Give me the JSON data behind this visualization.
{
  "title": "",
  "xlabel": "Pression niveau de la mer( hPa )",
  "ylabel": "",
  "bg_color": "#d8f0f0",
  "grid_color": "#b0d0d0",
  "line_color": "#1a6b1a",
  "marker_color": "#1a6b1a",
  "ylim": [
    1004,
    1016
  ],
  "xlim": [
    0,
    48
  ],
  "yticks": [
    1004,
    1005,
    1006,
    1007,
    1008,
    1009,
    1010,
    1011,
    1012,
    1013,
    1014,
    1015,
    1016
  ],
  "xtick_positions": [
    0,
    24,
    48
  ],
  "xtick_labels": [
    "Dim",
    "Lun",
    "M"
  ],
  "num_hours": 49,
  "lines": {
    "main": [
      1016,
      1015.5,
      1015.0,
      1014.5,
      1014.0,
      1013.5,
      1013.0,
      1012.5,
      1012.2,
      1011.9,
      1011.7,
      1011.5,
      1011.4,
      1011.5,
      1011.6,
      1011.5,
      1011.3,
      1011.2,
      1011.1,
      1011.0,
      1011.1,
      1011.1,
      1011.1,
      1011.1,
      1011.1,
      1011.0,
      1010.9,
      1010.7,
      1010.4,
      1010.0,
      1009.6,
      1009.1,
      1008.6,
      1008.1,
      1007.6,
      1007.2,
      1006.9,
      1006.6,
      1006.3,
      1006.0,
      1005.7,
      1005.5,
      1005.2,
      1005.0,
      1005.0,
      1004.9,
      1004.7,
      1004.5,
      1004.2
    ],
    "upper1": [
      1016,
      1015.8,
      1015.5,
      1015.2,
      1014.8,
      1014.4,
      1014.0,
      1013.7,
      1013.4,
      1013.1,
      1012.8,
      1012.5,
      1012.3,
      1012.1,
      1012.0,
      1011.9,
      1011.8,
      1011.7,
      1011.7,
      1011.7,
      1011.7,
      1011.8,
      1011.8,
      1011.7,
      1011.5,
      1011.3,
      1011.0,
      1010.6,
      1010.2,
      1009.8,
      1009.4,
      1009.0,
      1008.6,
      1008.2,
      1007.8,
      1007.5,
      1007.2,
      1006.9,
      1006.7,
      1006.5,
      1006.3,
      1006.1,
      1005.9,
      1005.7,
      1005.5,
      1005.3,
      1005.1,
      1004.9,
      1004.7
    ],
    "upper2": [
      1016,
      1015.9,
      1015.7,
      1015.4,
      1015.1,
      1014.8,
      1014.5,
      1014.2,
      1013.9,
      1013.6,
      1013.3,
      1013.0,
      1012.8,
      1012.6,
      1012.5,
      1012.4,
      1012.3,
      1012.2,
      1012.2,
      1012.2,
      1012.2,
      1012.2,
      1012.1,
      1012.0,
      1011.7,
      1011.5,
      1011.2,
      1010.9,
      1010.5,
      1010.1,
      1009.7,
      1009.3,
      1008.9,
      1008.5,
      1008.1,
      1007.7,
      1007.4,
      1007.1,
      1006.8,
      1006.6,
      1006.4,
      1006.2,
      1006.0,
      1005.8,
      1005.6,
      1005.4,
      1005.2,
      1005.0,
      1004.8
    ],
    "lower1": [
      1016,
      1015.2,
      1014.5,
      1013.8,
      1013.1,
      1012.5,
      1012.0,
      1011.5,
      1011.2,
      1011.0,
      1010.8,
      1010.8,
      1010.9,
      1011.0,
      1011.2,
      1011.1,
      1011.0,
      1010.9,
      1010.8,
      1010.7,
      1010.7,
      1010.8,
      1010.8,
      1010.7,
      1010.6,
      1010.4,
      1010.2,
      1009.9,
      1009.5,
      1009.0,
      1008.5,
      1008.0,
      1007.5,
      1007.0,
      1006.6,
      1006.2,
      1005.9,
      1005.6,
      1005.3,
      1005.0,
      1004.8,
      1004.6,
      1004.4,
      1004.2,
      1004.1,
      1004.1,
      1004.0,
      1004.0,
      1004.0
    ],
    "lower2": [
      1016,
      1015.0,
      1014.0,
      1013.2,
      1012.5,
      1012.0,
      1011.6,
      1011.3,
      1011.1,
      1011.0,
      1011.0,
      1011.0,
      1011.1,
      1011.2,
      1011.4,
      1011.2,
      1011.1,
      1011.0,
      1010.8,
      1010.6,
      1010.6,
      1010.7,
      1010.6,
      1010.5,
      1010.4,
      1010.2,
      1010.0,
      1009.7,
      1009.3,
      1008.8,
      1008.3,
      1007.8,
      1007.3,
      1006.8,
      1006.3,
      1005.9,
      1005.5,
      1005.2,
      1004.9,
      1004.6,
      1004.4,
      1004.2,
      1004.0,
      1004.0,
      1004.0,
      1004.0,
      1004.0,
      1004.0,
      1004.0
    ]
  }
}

━━━━━━━━

Here, the records must be output exactly and in full.

Give me the JSON data behind this visualization.
{
  "title": "",
  "xlabel": "Pression niveau de la mer( hPa )",
  "ylabel": "",
  "bg_color": "#d8f0f0",
  "grid_color": "#b0d0d0",
  "line_color": "#1a6b1a",
  "marker_color": "#1a6b1a",
  "ylim": [
    1004,
    1016
  ],
  "xlim": [
    0,
    48
  ],
  "yticks": [
    1004,
    1005,
    1006,
    1007,
    1008,
    1009,
    1010,
    1011,
    1012,
    1013,
    1014,
    1015,
    1016
  ],
  "xtick_positions": [
    0,
    24,
    48
  ],
  "xtick_labels": [
    "Dim",
    "Lun",
    "M"
  ],
  "num_hours": 49,
  "lines": {
    "main": [
      1016,
      1015.5,
      1015.0,
      1014.5,
      1014.0,
      1013.5,
      1013.0,
      1012.5,
      1012.2,
      1011.9,
      1011.7,
      1011.5,
      1011.4,
      1011.5,
      1011.6,
      1011.5,
      1011.3,
      1011.2,
      1011.1,
      1011.0,
      1011.1,
      1011.1,
      1011.1,
      1011.1,
      1011.1,
      1011.0,
      1010.9,
      1010.7,
      1010.4,
      1010.0,
      1009.6,
      1009.1,
      1008.6,
      1008.1,
      1007.6,
      1007.2,
      1006.9,
      1006.6,
      1006.3,
      1006.0,
      1005.7,
      1005.5,
      1005.2,
      1005.0,
      1005.0,
      1004.9,
      1004.7,
      1004.5,
      1004.2
    ],
    "upper1": [
      1016,
      1015.8,
      1015.5,
      1015.2,
      1014.8,
      1014.4,
      1014.0,
      1013.7,
      1013.4,
      1013.1,
      1012.8,
      1012.5,
      1012.3,
      1012.1,
      1012.0,
      1011.9,
      1011.8,
      1011.7,
      1011.7,
      1011.7,
      1011.7,
      1011.8,
      1011.8,
      1011.7,
      1011.5,
      1011.3,
      1011.0,
      1010.6,
      1010.2,
      1009.8,
      1009.4,
      1009.0,
      1008.6,
      1008.2,
      1007.8,
      1007.5,
      1007.2,
      1006.9,
      1006.7,
      1006.5,
      1006.3,
      1006.1,
      1005.9,
      1005.7,
      1005.5,
      1005.3,
      1005.1,
      1004.9,
      1004.7
    ],
    "upper2": [
      1016,
      1015.9,
      1015.7,
      1015.4,
      1015.1,
      1014.8,
      1014.5,
      1014.2,
      1013.9,
      1013.6,
      1013.3,
      1013.0,
      1012.8,
      1012.6,
      1012.5,
      1012.4,
      1012.3,
      1012.2,
      1012.2,
      1012.2,
      1012.2,
      1012.2,
      1012.1,
      1012.0,
      1011.7,
      1011.5,
      1011.2,
      1010.9,
      1010.5,
      1010.1,
      1009.7,
      1009.3,
      1008.9,
      1008.5,
      1008.1,
      1007.7,
      1007.4,
      1007.1,
      1006.8,
      1006.6,
      1006.4,
      1006.2,
      1006.0,
      1005.8,
      1005.6,
      1005.4,
      1005.2,
      1005.0,
      1004.8
    ],
    "lower1": [
      1016,
      1015.2,
      1014.5,
      1013.8,
      1013.1,
      1012.5,
      1012.0,
      1011.5,
      1011.2,
      1011.0,
      1010.8,
      1010.8,
      1010.9,
      1011.0,
      1011.2,
      1011.1,
      1011.0,
      1010.9,
      1010.8,
      1010.7,
      1010.7,
      1010.8,
      1010.8,
      1010.7,
      1010.6,
      1010.4,
      1010.2,
      1009.9,
      1009.5,
      1009.0,
      1008.5,
      1008.0,
      1007.5,
      1007.0,
      1006.6,
      1006.2,
      1005.9,
      1005.6,
      1005.3,
      1005.0,
      1004.8,
      1004.6,
      1004.4,
      1004.2,
      1004.1,
      1004.1,
      1004.0,
      1004.0,
      1004.0
    ],
    "lower2": [
      1016,
      1015.0,
      1014.0,
      1013.2,
      1012.5,
      1012.0,
      1011.6,
      1011.3,
      1011.1,
      1011.0,
      1011.0,
      1011.0,
      1011.1,
      1011.2,
      1011.4,
      1011.2,
      1011.1,
      1011.0,
      1010.8,
      1010.6,
      1010.6,
      1010.7,
      1010.6,
      1010.5,
      1010.4,
      1010.2,
      1010.0,
      1009.7,
      1009.3,
      1008.8,
      1008.3,
      1007.8,
      1007.3,
      1006.8,
      1006.3,
      1005.9,
      1005.5,
      1005.2,
      1004.9,
      1004.6,
      1004.4,
      1004.2,
      1004.0,
      1004.0,
      1004.0,
      1004.0,
      1004.0,
      1004.0,
      1004.0
    ]
  }
}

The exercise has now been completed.